**THE REQUEST**: Show every line that has the string "كلمة" in it.

**SUPPLIED RECORDS**:
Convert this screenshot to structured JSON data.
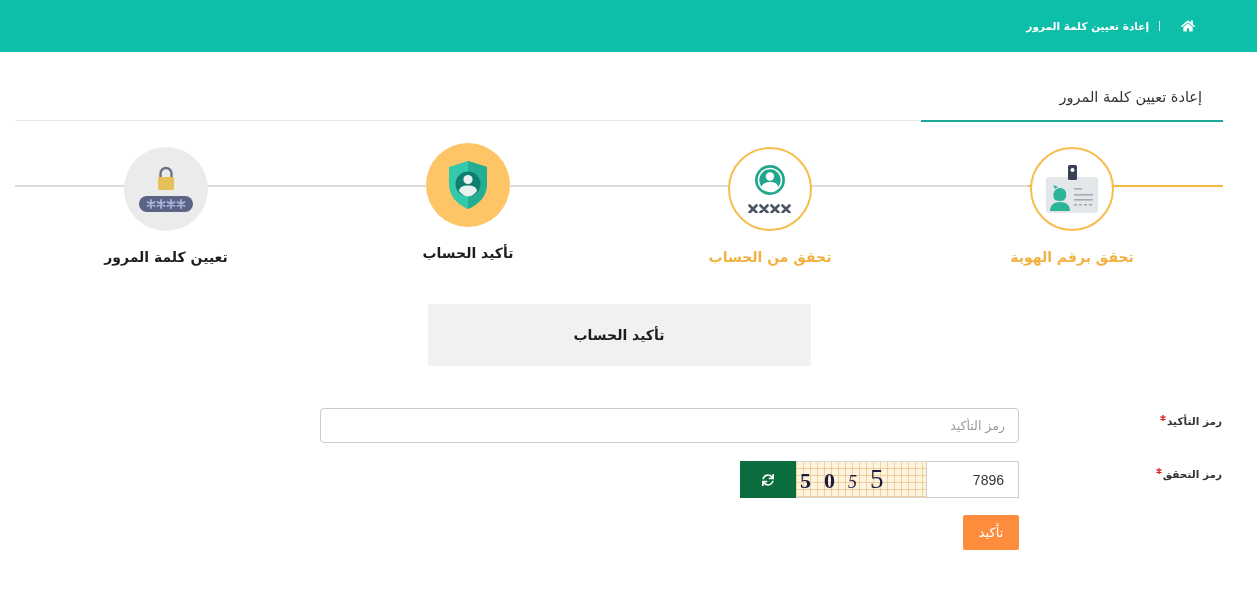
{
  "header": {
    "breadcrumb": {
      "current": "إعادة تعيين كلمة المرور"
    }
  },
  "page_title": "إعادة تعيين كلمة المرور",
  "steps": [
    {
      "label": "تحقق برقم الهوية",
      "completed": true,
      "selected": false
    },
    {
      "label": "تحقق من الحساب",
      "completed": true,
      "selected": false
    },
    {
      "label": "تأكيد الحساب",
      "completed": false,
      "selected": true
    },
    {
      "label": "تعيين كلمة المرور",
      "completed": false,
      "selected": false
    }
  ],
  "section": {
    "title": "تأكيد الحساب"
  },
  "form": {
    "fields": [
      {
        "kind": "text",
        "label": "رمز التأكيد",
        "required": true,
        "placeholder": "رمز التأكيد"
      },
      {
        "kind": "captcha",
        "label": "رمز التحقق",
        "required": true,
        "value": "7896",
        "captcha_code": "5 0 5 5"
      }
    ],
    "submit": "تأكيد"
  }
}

**REPLY TO THE TASK**:
      "current": "إعادة تعيين كلمة المرور"
  "page_title": "إعادة تعيين كلمة المرور",
      "label": "تعيين كلمة المرور",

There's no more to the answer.